What is required -> Copy every line from the material below that holds "Valor".

start Records shown

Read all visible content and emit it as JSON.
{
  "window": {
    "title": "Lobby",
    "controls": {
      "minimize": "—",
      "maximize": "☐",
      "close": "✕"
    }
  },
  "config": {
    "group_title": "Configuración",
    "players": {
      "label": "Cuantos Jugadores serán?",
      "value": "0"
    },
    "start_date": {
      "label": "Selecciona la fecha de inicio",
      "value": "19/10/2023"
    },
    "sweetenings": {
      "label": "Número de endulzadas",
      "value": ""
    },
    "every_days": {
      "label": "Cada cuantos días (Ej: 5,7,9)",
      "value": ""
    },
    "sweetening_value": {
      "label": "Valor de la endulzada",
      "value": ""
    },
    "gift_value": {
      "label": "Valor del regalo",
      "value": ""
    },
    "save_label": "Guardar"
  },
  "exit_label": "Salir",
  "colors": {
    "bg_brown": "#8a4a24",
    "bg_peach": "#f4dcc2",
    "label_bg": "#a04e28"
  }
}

end Records shown

Expected answer ->
      "label": "Valor de la endulzada",
      "label": "Valor del regalo",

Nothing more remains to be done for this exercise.